**REQUEST**:
Quote the whole listing word for word. Do not include the pictures.

**SUPPLIED INFORMATION**:
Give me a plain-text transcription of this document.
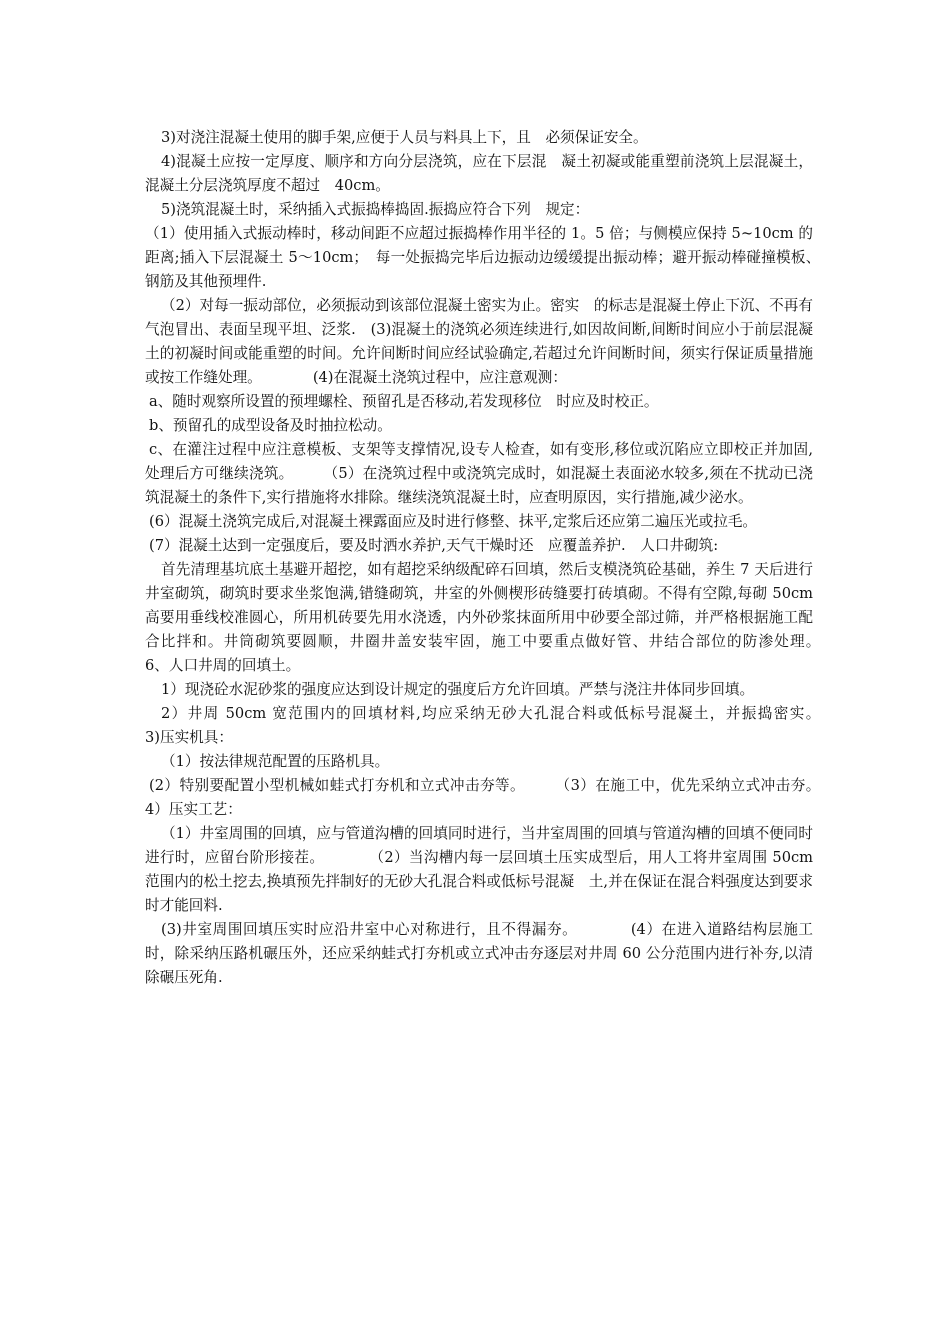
3)对浇注混凝土使用的脚手架,应便于人员与料具上下，且　必须保证安全。

4)混凝土应按一定厚度、顺序和方向分层浇筑，应在下层混　凝土初凝或能重塑前浇筑上层混凝土，混凝土分层浇筑厚度不超过　40cm。

5)浇筑混凝土时，采纳插入式振捣棒捣固.振捣应符合下列　规定：

（1）使用插入式振动棒时，移动间距不应超过振捣棒作用半径的 1。5 倍；与侧模应保持 5~10cm 的距离;插入下层混凝土 5～10cm；　每一处振捣完毕后边振动边缓缓提出振动棒；避开振动棒碰撞模板、　钢筋及其他预埋件.

（2）对每一振动部位，必须振动到该部位混凝土密实为止。密实　的标志是混凝土停止下沉、不再有气泡冒出、表面呈现平坦、泛浆.　(3)混凝土的浇筑必须连续进行,如因故间断,间断时间应小于前层混凝土的初凝时间或能重塑的时间。允许间断时间应经试验确定,若超过允许间断时间，须实行保证质量措施或按工作缝处理。　　　　(4)在混凝土浇筑过程中，应注意观测：

a、随时观察所设置的预埋螺栓、预留孔是否移动,若发现移位　时应及时校正。

b、预留孔的成型设备及时抽拉松动。

c、在灌注过程中应注意模板、支架等支撑情况,设专人检查，如有变形,移位或沉陷应立即校正并加固,处理后方可继续浇筑。　　　（5）在浇筑过程中或浇筑完成时，如混凝土表面泌水较多,须在不扰动已浇筑混凝土的条件下,实行措施将水排除。继续浇筑混凝土时，应查明原因，实行措施,减少泌水。

(6）混凝土浇筑完成后,对混凝土裸露面应及时进行修整、抹平,定浆后还应第二遍压光或拉毛。

(7）混凝土达到一定强度后，要及时洒水养护,天气干燥时还　应覆盖养护.　人口井砌筑:

首先清理基坑底土基避开超挖，如有超挖采纳级配碎石回填，然后支模浇筑砼基础，养生 7 天后进行井室砌筑，砌筑时要求坐浆饱满,错缝砌筑，井室的外侧楔形砖缝要打砖填砌。不得有空隙,每砌 50cm 高要用垂线校准圆心，所用机砖要先用水浇透，内外砂浆抹面所用中砂要全部过筛，并严格根据施工配合比拌和。井筒砌筑要圆顺，井圈井盖安装牢固，施工中要重点做好管、井结合部位的防渗处理。　　6、人口井周的回填土。

1）现浇砼水泥砂浆的强度应达到设计规定的强度后方允许回填。严禁与浇注井体同步回填。

2）井周 50cm 宽范围内的回填材料,均应采纳无砂大孔混合料或低标号混凝土，并振捣密实。　　　3)压实机具：

（1）按法律规范配置的压路机具。

(2）特别要配置小型机械如蛙式打夯机和立式冲击夯等。　　　（3）在施工中，优先采纳立式冲击夯。　　　4）压实工艺：

（1）井室周围的回填，应与管道沟槽的回填同时进行，当井室周围的回填与管道沟槽的回填不便同时进行时，应留台阶形接茬。　　　　（2）当沟槽内每一层回填土压实成型后，用人工将井室周围 50cm 范围内的松土挖去,换填预先拌制好的无砂大孔混合料或低标号混凝　土,并在保证在混合料强度达到要求时才能回料.

(3)井室周围回填压实时应沿井室中心对称进行，且不得漏夯。　　　　(4）在进入道路结构层施工时，除采纳压路机碾压外，还应采纳蛙式打夯机或立式冲击夯逐层对井周 60 公分范围内进行补夯,以清除碾压死角.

**TASK RESPONSE**:
Give me a plain-text transcription of this document.
3)对浇注混凝土使用的脚手架,应便于人员与料具上下，且　必须保证安全。

4)混凝土应按一定厚度、顺序和方向分层浇筑，应在下层混　凝土初凝或能重塑前浇筑上层混凝土，混凝土分层浇筑厚度不超过　40cm。

5)浇筑混凝土时，采纳插入式振捣棒捣固.振捣应符合下列　规定：

（1）使用插入式振动棒时，移动间距不应超过振捣棒作用半径的 1。5 倍；与侧模应保持 5~10cm 的距离;插入下层混凝土 5～10cm；　每一处振捣完毕后边振动边缓缓提出振动棒；避开振动棒碰撞模板、　钢筋及其他预埋件.

（2）对每一振动部位，必须振动到该部位混凝土密实为止。密实　的标志是混凝土停止下沉、不再有气泡冒出、表面呈现平坦、泛浆.　(3)混凝土的浇筑必须连续进行,如因故间断,间断时间应小于前层混凝土的初凝时间或能重塑的时间。允许间断时间应经试验确定,若超过允许间断时间，须实行保证质量措施或按工作缝处理。　　　　(4)在混凝土浇筑过程中，应注意观测：

a、随时观察所设置的预埋螺栓、预留孔是否移动,若发现移位　时应及时校正。

b、预留孔的成型设备及时抽拉松动。

c、在灌注过程中应注意模板、支架等支撑情况,设专人检查，如有变形,移位或沉陷应立即校正并加固,处理后方可继续浇筑。　　　（5）在浇筑过程中或浇筑完成时，如混凝土表面泌水较多,须在不扰动已浇筑混凝土的条件下,实行措施将水排除。继续浇筑混凝土时，应查明原因，实行措施,减少泌水。

(6）混凝土浇筑完成后,对混凝土裸露面应及时进行修整、抹平,定浆后还应第二遍压光或拉毛。

(7）混凝土达到一定强度后，要及时洒水养护,天气干燥时还　应覆盖养护.　人口井砌筑:

首先清理基坑底土基避开超挖，如有超挖采纳级配碎石回填，然后支模浇筑砼基础，养生 7 天后进行井室砌筑，砌筑时要求坐浆饱满,错缝砌筑，井室的外侧楔形砖缝要打砖填砌。不得有空隙,每砌 50cm 高要用垂线校准圆心，所用机砖要先用水浇透，内外砂浆抹面所用中砂要全部过筛，并严格根据施工配合比拌和。井筒砌筑要圆顺，井圈井盖安装牢固，施工中要重点做好管、井结合部位的防渗处理。　　6、人口井周的回填土。

1）现浇砼水泥砂浆的强度应达到设计规定的强度后方允许回填。严禁与浇注井体同步回填。

2）井周 50cm 宽范围内的回填材料,均应采纳无砂大孔混合料或低标号混凝土，并振捣密实。　　　3)压实机具：

（1）按法律规范配置的压路机具。

(2）特别要配置小型机械如蛙式打夯机和立式冲击夯等。　　　（3）在施工中，优先采纳立式冲击夯。　　　4）压实工艺：

（1）井室周围的回填，应与管道沟槽的回填同时进行，当井室周围的回填与管道沟槽的回填不便同时进行时，应留台阶形接茬。　　　　（2）当沟槽内每一层回填土压实成型后，用人工将井室周围 50cm 范围内的松土挖去,换填预先拌制好的无砂大孔混合料或低标号混凝　土,并在保证在混合料强度达到要求时才能回料.

(3)井室周围回填压实时应沿井室中心对称进行，且不得漏夯。　　　　(4）在进入道路结构层施工时，除采纳压路机碾压外，还应采纳蛙式打夯机或立式冲击夯逐层对井周 60 公分范围内进行补夯,以清除碾压死角.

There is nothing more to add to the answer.